* **What this task involves**:
The lines to extract start at the one containing "Decode this image" and end with the last line; give them exactly and nothing more.
....
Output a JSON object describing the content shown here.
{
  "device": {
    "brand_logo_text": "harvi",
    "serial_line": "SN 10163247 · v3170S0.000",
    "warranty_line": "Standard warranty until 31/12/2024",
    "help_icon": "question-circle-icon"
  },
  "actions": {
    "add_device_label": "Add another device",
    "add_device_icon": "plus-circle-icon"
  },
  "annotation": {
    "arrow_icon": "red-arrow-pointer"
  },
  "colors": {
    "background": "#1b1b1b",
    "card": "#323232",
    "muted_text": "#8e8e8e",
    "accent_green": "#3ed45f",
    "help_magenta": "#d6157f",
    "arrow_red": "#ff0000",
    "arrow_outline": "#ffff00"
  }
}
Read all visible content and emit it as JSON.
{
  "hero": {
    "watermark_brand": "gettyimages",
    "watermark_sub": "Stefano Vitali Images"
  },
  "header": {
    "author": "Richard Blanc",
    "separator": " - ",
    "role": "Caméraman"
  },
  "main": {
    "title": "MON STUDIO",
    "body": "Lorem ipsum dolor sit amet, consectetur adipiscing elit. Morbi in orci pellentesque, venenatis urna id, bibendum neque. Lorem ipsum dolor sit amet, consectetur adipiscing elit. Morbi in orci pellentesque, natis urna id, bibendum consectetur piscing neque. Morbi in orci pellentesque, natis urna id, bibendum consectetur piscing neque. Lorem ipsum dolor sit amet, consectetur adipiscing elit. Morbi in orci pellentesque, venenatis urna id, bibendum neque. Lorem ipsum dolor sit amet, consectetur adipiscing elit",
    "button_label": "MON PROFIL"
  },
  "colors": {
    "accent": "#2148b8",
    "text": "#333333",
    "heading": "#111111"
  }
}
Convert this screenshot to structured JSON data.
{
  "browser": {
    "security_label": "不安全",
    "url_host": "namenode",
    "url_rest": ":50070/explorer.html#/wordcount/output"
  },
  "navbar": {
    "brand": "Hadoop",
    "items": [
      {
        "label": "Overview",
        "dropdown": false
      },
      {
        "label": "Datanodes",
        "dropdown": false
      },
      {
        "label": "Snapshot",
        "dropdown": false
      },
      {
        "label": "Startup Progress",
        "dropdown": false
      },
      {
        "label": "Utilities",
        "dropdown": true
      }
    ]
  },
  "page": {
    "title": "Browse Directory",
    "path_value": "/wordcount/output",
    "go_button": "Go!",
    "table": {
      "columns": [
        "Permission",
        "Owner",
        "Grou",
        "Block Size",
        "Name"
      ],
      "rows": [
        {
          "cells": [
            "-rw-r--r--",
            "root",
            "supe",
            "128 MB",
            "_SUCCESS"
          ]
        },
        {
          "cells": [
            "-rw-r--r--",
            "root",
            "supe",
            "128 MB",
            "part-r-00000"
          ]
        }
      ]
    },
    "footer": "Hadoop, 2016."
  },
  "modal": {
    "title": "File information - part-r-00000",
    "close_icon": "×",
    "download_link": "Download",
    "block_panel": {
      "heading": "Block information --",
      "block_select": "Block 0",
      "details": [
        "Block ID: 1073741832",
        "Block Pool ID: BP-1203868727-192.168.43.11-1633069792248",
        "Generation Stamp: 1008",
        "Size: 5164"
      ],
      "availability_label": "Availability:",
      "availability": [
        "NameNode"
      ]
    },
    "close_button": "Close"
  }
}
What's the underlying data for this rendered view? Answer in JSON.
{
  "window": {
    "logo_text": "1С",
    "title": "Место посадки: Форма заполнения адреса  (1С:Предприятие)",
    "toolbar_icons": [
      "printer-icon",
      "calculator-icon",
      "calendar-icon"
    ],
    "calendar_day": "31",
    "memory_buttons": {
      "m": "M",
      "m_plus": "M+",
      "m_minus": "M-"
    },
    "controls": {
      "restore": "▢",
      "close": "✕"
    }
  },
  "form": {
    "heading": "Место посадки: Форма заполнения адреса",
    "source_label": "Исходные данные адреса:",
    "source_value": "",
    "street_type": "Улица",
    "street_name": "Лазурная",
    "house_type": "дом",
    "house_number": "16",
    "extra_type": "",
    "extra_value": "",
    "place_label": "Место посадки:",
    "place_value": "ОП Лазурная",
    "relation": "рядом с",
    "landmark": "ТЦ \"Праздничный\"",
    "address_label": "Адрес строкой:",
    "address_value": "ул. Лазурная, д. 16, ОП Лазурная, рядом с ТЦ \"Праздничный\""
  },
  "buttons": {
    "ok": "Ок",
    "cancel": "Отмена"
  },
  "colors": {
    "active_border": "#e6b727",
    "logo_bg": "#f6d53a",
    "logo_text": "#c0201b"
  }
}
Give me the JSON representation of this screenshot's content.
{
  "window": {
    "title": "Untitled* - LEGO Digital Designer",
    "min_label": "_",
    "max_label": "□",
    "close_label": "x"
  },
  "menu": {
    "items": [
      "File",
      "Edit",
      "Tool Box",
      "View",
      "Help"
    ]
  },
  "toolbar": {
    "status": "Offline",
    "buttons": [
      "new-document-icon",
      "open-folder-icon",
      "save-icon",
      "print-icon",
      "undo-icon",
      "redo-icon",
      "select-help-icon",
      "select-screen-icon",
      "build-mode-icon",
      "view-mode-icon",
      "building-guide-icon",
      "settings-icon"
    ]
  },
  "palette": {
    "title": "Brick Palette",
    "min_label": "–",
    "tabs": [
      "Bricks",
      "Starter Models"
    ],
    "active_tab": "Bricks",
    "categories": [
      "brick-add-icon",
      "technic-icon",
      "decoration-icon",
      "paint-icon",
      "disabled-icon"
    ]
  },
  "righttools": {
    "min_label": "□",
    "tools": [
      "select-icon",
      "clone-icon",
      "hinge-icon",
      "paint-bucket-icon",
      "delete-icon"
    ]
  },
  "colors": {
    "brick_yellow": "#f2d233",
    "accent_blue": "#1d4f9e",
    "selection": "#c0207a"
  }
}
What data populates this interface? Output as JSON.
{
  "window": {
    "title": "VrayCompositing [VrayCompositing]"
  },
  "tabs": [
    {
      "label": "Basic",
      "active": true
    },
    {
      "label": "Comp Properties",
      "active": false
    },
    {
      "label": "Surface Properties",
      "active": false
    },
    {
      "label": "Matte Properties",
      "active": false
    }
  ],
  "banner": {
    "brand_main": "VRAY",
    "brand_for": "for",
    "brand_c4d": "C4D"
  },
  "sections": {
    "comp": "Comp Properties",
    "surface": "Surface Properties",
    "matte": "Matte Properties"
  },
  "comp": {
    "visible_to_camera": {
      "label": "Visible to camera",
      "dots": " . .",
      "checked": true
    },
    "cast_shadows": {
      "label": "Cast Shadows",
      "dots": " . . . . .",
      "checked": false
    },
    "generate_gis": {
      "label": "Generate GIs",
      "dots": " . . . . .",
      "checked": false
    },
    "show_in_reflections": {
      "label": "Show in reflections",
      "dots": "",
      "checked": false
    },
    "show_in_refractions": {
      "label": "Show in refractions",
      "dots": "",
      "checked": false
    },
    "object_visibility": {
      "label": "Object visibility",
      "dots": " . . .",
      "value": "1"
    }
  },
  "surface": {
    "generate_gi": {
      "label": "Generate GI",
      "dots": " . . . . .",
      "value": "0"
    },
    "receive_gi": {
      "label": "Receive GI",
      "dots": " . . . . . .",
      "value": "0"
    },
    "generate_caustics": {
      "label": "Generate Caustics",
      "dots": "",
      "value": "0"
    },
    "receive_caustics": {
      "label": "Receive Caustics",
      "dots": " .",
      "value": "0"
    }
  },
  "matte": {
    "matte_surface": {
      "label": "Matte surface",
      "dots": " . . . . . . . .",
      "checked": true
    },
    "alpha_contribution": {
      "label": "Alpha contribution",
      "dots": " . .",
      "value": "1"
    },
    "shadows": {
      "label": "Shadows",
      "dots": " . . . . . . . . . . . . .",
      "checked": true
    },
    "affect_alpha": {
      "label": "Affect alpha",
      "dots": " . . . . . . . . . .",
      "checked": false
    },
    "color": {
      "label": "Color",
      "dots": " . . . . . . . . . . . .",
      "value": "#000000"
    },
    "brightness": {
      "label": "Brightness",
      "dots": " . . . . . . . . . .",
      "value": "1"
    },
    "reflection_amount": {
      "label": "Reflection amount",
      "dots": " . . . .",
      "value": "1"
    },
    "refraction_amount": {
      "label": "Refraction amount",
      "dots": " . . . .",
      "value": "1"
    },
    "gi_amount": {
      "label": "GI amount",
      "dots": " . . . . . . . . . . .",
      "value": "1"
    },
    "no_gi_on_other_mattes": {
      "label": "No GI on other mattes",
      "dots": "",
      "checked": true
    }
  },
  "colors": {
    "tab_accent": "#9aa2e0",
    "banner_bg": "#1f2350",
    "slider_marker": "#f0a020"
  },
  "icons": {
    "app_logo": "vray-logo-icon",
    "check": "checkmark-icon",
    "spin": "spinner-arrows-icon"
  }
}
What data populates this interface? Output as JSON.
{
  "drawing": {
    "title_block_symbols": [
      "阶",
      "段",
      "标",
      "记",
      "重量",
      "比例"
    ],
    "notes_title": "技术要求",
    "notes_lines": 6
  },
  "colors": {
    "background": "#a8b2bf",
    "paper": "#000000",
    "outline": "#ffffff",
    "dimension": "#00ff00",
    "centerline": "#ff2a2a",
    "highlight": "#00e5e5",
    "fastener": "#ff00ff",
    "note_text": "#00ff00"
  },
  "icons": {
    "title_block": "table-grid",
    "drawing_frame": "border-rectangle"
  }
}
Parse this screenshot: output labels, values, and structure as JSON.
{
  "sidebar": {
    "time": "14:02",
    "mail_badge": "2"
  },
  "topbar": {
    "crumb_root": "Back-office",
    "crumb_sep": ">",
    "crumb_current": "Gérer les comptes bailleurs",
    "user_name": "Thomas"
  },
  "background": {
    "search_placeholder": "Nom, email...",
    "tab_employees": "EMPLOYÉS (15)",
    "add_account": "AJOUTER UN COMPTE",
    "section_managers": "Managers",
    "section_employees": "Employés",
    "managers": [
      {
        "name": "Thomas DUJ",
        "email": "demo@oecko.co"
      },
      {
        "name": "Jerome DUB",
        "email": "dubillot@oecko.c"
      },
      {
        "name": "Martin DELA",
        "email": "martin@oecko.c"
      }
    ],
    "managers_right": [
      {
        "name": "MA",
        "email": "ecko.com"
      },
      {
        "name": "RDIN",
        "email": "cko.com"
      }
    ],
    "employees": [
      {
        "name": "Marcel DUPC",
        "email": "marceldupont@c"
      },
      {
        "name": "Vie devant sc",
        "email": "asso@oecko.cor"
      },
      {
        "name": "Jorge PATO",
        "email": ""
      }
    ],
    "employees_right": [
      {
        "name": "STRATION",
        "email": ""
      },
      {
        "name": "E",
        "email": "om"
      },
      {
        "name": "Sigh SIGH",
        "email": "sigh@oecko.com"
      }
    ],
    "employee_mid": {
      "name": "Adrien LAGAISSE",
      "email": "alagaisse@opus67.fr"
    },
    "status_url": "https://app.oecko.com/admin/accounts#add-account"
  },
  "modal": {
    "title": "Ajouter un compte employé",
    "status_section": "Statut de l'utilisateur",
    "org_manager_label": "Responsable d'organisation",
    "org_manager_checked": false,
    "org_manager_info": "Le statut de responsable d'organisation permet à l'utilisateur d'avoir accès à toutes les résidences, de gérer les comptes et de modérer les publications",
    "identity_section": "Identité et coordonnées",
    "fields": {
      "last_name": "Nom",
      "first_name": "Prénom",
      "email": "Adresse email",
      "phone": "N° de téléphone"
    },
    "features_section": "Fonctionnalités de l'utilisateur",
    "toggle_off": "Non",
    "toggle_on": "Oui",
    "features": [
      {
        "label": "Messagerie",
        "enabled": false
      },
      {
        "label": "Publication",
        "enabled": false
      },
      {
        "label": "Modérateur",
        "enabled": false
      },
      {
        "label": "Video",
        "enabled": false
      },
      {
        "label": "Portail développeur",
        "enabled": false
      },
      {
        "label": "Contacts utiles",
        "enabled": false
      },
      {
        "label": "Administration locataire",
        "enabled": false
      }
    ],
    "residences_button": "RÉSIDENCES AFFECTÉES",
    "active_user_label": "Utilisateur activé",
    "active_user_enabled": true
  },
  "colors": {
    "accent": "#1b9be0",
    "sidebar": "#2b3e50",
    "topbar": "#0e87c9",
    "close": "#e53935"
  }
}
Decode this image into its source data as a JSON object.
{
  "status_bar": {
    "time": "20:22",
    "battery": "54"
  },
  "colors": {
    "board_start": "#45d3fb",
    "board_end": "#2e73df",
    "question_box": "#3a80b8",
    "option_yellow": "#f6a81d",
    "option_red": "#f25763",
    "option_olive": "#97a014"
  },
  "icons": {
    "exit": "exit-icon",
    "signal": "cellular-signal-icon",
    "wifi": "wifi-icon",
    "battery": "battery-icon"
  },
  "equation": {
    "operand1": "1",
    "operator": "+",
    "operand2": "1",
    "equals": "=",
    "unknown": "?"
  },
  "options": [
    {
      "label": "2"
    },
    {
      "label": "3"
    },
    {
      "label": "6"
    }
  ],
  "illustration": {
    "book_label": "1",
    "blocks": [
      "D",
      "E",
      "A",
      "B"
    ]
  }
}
....
* **Final result**:
Decode this image into its source data as a JSON object.
{
  "status_bar": {
    "time": "20:22",
    "battery": "54"
  },
  "colors": {
    "board_start": "#45d3fb",
    "board_end": "#2e73df",
    "question_box": "#3a80b8",
    "option_yellow": "#f6a81d",
    "option_red": "#f25763",
    "option_olive": "#97a014"
  },
  "icons": {
    "exit": "exit-icon",
    "signal": "cellular-signal-icon",
    "wifi": "wifi-icon",
    "battery": "battery-icon"
  },
  "equation": {
    "operand1": "1",
    "operator": "+",
    "operand2": "1",
    "equals": "=",
    "unknown": "?"
  },
  "options": [
    {
      "label": "2"
    },
    {
      "label": "3"
    },
    {
      "label": "6"
    }
  ],
  "illustration": {
    "book_label": "1",
    "blocks": [
      "D",
      "E",
      "A",
      "B"
    ]
  }
}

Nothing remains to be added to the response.